*DIRECTIONS FOR THIS TASK*:
Match the string "JSON" against each line below, and copy every line that matches.
[AVAILABLE DATA — start]
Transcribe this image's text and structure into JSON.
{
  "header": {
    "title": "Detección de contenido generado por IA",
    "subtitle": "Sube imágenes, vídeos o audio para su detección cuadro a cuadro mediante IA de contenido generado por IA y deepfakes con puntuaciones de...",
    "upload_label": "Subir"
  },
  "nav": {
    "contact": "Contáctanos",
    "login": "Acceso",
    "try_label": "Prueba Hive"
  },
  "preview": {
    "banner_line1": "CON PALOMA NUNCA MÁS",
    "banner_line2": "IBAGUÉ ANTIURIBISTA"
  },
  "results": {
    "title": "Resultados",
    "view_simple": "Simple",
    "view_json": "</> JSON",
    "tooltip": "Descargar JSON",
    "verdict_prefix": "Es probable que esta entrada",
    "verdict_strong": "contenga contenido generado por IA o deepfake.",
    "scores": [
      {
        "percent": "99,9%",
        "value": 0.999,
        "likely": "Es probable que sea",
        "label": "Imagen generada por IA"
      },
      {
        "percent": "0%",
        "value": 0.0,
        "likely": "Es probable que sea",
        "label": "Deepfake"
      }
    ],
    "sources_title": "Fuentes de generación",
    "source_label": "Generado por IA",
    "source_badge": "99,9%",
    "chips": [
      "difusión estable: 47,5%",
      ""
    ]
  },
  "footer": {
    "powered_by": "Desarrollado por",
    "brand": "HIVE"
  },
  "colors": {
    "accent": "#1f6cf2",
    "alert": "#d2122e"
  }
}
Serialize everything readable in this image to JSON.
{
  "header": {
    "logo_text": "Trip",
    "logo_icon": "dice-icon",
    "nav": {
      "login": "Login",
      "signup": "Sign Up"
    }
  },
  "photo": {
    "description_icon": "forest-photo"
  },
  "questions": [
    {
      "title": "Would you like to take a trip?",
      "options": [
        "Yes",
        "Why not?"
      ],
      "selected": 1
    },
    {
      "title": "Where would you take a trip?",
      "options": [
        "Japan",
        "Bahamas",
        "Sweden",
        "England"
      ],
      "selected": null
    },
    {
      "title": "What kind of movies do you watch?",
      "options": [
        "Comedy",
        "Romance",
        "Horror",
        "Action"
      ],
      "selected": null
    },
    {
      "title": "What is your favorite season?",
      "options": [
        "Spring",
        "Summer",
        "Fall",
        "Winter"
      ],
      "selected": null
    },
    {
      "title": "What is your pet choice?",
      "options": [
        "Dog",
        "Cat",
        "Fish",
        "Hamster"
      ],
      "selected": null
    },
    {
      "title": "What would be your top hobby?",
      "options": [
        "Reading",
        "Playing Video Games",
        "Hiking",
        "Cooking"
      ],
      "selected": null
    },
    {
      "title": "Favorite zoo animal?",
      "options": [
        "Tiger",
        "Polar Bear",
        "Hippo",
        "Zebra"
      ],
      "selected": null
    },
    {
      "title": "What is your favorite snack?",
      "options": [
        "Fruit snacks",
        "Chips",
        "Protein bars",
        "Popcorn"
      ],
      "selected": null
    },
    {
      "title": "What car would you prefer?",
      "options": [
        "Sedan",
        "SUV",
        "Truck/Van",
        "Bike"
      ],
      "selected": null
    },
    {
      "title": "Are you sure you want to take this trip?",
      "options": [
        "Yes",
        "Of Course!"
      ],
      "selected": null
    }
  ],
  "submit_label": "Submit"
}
[AVAILABLE DATA — finish]
*ANSWER TO THIS EXERCISE*:
Transcribe this image's text and structure into JSON.
    "view_json": "</> JSON",
    "tooltip": "Descargar JSON",
Serialize everything readable in this image to JSON.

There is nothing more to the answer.